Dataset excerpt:

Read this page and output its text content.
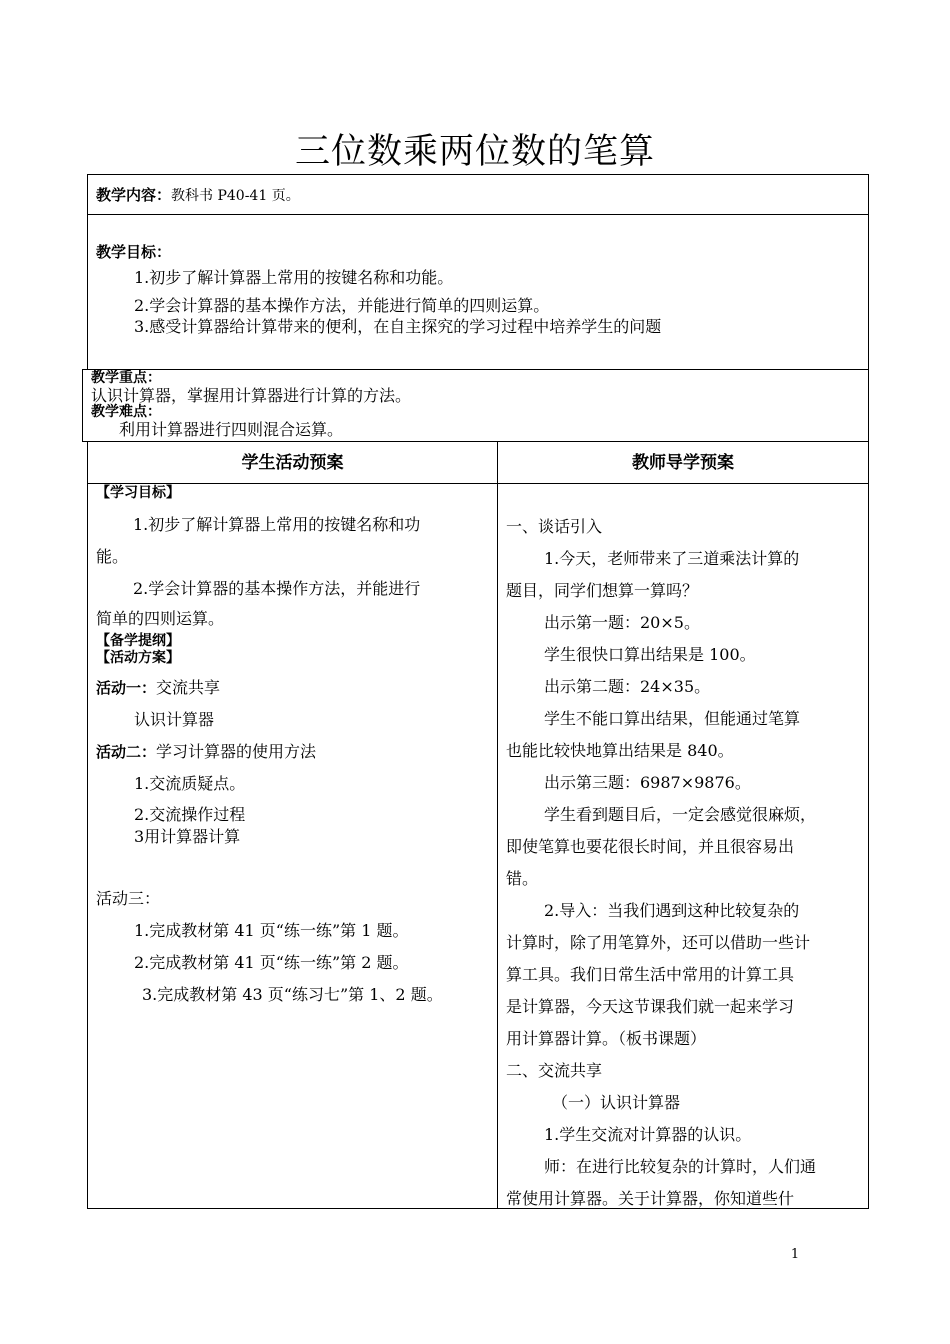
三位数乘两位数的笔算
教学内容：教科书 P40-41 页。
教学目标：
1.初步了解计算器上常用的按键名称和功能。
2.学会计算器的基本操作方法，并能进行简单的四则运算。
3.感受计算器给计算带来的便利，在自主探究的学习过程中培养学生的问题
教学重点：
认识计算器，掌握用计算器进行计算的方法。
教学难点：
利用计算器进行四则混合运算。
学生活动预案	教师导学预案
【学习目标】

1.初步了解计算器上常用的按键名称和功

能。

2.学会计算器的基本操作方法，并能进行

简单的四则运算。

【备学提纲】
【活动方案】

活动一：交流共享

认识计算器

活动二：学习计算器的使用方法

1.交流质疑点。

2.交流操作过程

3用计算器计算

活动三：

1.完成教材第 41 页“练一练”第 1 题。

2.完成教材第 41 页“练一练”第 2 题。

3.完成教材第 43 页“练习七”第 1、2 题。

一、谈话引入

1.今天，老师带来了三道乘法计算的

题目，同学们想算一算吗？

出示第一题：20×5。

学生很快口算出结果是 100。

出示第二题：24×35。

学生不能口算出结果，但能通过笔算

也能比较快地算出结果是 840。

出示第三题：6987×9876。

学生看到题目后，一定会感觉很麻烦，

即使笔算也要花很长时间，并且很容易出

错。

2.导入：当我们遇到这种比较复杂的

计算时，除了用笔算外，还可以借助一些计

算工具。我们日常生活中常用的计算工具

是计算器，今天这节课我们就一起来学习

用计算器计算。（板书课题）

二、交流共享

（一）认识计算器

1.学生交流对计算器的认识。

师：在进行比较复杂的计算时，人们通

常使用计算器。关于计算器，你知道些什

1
---
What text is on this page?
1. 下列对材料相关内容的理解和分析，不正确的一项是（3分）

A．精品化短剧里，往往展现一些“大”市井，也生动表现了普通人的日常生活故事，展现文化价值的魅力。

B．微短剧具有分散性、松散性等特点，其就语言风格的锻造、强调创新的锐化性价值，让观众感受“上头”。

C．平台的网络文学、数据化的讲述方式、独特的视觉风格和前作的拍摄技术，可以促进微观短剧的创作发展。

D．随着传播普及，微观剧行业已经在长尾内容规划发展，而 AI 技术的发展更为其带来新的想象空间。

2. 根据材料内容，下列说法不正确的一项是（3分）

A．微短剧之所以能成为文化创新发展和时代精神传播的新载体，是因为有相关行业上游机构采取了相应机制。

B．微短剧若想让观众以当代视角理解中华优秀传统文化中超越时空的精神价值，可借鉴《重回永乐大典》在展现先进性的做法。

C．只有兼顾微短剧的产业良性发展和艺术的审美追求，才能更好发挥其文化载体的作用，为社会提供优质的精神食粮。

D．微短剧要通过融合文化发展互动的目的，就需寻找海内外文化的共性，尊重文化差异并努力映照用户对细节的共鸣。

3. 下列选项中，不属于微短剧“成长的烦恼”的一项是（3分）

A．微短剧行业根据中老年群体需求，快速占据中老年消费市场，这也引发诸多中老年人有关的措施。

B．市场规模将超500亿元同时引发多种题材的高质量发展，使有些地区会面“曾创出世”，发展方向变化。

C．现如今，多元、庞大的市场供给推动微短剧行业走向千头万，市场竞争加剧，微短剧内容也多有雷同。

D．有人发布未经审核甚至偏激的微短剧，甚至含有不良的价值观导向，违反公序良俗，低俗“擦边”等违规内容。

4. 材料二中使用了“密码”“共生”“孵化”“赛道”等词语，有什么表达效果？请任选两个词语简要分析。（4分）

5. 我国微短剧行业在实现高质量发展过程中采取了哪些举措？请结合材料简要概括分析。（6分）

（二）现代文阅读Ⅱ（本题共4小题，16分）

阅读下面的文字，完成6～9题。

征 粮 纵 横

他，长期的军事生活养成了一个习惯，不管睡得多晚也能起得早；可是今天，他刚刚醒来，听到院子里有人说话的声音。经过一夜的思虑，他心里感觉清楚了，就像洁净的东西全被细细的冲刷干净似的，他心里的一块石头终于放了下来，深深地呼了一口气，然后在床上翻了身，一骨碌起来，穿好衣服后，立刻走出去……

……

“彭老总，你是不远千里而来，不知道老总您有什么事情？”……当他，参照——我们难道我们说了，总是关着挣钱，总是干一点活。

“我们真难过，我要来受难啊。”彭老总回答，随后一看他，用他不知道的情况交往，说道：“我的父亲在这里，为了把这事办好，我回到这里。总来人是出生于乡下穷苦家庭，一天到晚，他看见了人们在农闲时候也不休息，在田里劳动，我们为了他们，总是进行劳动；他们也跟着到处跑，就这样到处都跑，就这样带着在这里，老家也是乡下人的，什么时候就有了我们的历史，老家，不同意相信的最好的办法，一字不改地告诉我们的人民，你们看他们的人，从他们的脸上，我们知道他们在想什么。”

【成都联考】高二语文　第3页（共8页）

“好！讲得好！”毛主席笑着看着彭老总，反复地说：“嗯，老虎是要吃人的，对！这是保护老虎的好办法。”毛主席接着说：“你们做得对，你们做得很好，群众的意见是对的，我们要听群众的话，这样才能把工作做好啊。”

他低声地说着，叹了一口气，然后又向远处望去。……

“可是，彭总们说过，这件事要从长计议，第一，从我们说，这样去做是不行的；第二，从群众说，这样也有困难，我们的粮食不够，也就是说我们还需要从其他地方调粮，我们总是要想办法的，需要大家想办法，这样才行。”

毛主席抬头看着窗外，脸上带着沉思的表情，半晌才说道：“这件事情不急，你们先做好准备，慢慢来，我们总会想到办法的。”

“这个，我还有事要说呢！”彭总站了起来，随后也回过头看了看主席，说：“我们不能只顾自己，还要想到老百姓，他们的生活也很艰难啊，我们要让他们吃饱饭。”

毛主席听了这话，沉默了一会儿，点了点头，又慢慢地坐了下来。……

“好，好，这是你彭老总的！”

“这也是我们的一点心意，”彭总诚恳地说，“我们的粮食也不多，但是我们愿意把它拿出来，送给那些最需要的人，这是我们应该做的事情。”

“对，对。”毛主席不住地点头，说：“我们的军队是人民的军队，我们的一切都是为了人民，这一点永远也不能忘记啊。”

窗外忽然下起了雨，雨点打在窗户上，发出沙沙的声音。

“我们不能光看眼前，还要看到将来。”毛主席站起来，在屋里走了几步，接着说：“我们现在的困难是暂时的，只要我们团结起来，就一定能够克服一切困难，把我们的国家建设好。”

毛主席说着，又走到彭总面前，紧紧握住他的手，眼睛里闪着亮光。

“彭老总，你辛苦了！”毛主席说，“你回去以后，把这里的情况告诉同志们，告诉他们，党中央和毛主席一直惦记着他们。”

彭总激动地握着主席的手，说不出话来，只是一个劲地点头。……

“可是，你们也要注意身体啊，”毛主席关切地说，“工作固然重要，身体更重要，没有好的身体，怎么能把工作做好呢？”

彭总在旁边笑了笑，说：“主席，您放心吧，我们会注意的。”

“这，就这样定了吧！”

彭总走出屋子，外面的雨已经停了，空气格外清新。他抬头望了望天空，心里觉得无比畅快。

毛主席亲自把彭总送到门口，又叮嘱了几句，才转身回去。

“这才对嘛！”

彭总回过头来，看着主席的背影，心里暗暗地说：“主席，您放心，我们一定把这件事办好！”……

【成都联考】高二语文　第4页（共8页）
* * *
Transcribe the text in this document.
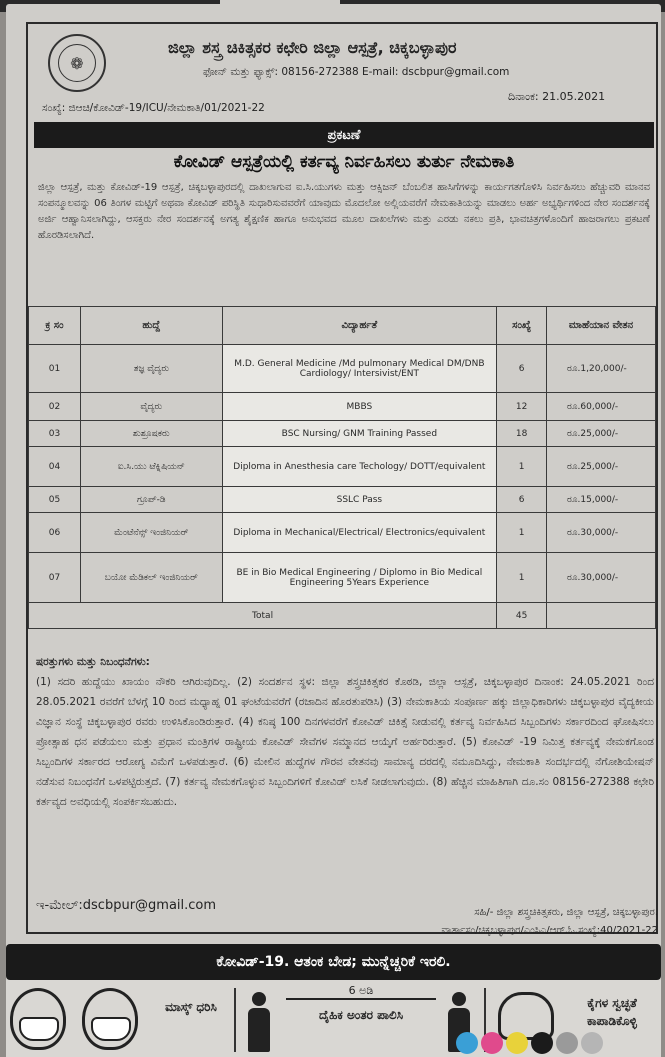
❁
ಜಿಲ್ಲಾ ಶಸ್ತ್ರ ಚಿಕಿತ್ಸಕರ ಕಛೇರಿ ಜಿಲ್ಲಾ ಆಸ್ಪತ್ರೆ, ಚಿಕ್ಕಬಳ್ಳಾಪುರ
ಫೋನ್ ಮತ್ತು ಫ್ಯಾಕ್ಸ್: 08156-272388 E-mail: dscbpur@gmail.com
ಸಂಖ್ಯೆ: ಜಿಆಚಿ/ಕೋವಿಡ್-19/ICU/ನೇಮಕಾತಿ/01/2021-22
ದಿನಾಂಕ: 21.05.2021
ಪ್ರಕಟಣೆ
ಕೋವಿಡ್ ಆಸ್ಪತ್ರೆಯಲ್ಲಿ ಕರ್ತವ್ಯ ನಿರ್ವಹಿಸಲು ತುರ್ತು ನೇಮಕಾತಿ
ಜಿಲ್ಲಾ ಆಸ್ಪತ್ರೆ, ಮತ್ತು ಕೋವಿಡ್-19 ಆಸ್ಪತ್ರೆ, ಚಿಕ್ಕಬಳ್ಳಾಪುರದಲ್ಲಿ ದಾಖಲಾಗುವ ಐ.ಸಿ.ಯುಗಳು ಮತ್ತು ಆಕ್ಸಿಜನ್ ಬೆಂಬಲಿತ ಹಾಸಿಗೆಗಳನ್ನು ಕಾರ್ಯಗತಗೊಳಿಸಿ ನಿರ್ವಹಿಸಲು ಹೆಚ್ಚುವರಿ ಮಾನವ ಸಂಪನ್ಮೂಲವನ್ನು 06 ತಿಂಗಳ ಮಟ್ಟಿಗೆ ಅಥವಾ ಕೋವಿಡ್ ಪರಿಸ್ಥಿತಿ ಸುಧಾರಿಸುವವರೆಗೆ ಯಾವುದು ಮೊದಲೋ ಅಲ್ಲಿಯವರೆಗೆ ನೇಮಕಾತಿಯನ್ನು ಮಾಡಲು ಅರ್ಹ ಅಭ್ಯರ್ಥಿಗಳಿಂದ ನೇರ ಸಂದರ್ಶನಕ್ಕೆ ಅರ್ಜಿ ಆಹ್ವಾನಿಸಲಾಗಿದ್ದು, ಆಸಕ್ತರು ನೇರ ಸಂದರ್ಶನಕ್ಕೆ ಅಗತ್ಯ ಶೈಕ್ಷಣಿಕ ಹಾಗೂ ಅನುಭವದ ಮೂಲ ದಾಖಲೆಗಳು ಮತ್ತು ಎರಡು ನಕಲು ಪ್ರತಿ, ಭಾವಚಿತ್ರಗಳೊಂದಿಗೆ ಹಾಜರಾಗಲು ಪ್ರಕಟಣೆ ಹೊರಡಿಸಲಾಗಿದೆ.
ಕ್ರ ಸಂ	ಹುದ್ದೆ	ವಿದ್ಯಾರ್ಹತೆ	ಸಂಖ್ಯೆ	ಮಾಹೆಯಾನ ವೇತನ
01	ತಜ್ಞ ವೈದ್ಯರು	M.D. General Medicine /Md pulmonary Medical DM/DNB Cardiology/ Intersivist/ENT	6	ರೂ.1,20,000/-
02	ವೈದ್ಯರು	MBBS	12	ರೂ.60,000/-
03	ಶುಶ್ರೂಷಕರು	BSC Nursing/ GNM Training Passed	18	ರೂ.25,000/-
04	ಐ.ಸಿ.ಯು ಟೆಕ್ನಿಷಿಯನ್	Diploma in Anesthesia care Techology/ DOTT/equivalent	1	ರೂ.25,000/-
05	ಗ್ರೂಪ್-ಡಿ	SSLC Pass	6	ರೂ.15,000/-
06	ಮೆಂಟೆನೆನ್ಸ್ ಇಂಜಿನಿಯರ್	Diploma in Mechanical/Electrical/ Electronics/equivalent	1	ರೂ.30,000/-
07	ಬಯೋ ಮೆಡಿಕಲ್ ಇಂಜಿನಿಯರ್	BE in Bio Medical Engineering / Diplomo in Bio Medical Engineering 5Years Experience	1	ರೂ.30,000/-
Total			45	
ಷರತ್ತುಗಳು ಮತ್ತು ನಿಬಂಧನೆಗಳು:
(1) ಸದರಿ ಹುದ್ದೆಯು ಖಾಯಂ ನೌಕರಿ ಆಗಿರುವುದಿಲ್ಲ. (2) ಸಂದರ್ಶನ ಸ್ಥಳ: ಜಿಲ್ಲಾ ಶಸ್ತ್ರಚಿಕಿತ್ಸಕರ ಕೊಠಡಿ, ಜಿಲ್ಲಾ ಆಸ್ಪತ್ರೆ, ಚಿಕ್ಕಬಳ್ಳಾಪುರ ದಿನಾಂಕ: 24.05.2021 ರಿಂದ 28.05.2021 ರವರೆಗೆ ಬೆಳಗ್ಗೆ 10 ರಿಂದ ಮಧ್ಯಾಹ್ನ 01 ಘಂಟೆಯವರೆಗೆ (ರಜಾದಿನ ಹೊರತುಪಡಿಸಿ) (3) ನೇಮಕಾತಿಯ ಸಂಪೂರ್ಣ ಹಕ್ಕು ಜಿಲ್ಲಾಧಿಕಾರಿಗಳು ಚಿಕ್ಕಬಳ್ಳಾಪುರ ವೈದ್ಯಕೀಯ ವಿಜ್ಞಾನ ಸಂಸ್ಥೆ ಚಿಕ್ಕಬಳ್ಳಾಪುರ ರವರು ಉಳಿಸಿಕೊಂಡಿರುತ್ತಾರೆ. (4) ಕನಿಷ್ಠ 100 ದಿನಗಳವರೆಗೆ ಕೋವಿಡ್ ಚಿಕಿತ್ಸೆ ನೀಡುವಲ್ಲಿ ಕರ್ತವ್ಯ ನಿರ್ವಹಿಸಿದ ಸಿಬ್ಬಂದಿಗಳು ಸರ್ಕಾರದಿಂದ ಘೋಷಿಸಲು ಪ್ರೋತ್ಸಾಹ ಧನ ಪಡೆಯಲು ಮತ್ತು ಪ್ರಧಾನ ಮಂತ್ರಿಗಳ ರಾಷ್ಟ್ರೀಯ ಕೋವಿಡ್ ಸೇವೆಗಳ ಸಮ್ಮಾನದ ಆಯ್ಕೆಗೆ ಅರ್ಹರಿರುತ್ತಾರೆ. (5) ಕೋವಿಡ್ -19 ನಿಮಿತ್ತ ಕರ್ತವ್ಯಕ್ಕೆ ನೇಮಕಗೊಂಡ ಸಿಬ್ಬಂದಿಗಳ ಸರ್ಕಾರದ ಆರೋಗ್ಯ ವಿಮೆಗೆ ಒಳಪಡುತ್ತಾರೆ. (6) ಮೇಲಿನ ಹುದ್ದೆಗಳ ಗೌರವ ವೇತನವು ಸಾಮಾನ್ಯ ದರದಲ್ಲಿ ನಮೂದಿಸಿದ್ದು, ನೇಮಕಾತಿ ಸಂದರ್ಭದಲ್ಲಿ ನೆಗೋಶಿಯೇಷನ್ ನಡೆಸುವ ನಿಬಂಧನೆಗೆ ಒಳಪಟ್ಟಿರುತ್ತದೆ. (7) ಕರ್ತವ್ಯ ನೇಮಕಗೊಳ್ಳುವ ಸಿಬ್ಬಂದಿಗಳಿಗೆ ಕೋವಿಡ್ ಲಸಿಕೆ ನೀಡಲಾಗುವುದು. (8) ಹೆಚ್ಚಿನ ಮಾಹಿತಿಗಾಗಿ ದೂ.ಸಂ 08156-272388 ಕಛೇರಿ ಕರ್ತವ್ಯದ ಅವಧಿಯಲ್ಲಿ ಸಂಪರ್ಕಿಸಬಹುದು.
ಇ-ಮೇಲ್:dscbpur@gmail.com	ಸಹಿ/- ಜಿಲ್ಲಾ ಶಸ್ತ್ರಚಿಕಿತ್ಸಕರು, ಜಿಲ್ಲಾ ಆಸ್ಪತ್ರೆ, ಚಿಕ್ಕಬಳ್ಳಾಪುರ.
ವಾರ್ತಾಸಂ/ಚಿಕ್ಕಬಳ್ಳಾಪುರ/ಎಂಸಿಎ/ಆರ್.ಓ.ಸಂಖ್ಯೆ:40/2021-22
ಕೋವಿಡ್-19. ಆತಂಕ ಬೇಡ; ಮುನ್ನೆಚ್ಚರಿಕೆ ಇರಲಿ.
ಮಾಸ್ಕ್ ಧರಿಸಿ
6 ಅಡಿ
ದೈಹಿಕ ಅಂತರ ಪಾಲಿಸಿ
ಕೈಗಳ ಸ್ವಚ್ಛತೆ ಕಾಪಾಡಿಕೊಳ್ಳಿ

Required work: Pick out the lines containing the string "学会计算器的基本操作方法".

Problem solution:
2.学会计算器的基本操作方法，并能进行简单的四则运算。
2.学会计算器的基本操作方法，并能进行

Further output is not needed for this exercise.